> [Short task] Quote the lines below exactly, from the one that holds "Type out the text in this image." through the final line of the records, and only those.

> [Given data]
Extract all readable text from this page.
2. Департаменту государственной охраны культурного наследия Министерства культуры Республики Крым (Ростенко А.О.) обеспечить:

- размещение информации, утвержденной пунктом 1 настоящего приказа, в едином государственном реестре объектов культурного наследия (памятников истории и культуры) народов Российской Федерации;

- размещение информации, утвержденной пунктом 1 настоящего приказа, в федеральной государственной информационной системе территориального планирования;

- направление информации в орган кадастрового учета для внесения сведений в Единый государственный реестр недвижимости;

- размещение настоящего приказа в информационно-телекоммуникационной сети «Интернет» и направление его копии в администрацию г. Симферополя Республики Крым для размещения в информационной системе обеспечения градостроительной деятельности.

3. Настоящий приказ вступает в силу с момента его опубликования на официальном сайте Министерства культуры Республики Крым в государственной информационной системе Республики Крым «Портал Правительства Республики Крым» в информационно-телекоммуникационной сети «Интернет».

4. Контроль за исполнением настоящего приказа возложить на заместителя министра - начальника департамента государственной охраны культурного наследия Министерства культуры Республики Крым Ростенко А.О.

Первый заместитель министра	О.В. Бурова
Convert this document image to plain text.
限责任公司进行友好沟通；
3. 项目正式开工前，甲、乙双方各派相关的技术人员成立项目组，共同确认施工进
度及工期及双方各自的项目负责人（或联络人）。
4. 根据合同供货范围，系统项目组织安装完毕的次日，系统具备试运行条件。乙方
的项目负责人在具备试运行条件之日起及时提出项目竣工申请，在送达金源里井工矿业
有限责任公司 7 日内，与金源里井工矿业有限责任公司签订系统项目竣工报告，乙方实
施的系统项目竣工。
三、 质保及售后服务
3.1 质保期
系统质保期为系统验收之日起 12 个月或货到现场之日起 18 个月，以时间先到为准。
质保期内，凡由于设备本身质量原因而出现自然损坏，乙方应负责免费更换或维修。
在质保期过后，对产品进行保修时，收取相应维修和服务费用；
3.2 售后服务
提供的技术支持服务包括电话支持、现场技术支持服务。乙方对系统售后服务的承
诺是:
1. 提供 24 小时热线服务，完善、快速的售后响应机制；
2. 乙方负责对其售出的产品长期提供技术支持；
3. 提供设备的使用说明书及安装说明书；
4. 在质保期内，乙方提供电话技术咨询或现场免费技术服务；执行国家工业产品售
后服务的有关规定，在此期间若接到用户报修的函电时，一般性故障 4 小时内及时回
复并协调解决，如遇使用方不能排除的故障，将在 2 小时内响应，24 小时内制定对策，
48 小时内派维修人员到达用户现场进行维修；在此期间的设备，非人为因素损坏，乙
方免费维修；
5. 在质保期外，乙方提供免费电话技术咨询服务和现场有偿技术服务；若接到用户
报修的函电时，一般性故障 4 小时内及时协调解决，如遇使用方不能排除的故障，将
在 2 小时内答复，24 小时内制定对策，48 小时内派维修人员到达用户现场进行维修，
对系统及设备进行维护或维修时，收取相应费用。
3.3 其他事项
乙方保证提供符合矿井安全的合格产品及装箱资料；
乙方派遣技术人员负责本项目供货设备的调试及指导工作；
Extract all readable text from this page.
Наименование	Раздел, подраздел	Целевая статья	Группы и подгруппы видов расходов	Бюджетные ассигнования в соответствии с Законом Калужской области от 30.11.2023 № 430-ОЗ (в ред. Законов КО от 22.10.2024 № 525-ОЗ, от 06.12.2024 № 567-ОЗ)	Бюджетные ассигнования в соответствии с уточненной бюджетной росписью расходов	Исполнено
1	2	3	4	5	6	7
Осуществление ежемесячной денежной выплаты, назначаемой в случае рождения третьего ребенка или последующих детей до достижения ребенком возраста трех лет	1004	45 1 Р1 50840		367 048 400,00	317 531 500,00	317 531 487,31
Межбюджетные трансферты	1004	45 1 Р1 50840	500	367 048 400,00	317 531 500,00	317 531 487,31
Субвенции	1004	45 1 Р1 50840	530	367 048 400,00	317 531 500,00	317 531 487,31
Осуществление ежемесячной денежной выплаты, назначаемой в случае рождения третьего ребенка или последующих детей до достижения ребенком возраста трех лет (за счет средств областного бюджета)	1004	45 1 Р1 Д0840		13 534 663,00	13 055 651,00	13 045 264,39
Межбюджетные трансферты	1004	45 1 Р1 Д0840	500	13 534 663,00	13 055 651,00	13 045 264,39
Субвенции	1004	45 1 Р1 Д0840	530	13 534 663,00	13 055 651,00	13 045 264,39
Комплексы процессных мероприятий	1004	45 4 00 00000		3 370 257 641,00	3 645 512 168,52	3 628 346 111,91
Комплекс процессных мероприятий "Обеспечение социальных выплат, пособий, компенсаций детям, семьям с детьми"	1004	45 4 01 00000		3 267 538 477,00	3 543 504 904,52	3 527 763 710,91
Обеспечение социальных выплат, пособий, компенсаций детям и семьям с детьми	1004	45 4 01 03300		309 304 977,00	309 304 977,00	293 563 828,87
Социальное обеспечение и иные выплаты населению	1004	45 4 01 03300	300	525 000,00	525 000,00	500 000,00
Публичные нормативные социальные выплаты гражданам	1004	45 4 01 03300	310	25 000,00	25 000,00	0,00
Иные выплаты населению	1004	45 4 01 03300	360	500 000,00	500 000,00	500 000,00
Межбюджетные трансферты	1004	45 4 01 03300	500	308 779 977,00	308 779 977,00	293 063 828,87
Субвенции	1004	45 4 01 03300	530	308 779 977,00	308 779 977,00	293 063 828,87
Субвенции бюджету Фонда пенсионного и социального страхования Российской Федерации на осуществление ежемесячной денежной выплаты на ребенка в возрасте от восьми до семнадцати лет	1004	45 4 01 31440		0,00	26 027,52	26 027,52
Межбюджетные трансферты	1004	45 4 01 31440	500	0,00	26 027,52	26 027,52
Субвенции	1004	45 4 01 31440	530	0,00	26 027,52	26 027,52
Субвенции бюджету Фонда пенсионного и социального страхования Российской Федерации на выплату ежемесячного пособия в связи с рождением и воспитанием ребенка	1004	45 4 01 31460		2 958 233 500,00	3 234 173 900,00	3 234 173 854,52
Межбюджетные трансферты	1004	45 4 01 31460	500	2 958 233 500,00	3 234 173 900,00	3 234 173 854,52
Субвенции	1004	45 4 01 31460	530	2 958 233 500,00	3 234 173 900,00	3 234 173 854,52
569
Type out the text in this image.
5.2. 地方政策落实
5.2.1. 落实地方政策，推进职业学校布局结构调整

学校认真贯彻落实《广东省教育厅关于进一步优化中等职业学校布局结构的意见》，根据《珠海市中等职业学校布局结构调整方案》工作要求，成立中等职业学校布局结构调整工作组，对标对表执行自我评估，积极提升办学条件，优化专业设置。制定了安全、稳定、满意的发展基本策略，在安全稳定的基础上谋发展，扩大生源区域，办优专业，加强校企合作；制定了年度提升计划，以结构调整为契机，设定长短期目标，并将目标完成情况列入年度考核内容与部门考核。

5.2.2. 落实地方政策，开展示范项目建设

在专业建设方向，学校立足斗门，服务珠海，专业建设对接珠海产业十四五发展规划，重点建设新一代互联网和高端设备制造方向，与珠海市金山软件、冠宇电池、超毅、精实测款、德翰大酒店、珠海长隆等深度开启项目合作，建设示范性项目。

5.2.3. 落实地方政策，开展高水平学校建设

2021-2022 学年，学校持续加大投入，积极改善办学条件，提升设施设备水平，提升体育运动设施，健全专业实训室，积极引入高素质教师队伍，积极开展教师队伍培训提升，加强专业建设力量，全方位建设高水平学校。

> [Exercise response]
Type out the text in this image.
5.2. 地方政策落实
5.2.1. 落实地方政策，推进职业学校布局结构调整

学校认真贯彻落实《广东省教育厅关于进一步优化中等职业学校布局结构的意见》，根据《珠海市中等职业学校布局结构调整方案》工作要求，成立中等职业学校布局结构调整工作组，对标对表执行自我评估，积极提升办学条件，优化专业设置。制定了安全、稳定、满意的发展基本策略，在安全稳定的基础上谋发展，扩大生源区域，办优专业，加强校企合作；制定了年度提升计划，以结构调整为契机，设定长短期目标，并将目标完成情况列入年度考核内容与部门考核。

5.2.2. 落实地方政策，开展示范项目建设

在专业建设方向，学校立足斗门，服务珠海，专业建设对接珠海产业十四五发展规划，重点建设新一代互联网和高端设备制造方向，与珠海市金山软件、冠宇电池、超毅、精实测款、德翰大酒店、珠海长隆等深度开启项目合作，建设示范性项目。

5.2.3. 落实地方政策，开展高水平学校建设

2021-2022 学年，学校持续加大投入，积极改善办学条件，提升设施设备水平，提升体育运动设施，健全专业实训室，积极引入高素质教师队伍，积极开展教师队伍培训提升，加强专业建设力量，全方位建设高水平学校。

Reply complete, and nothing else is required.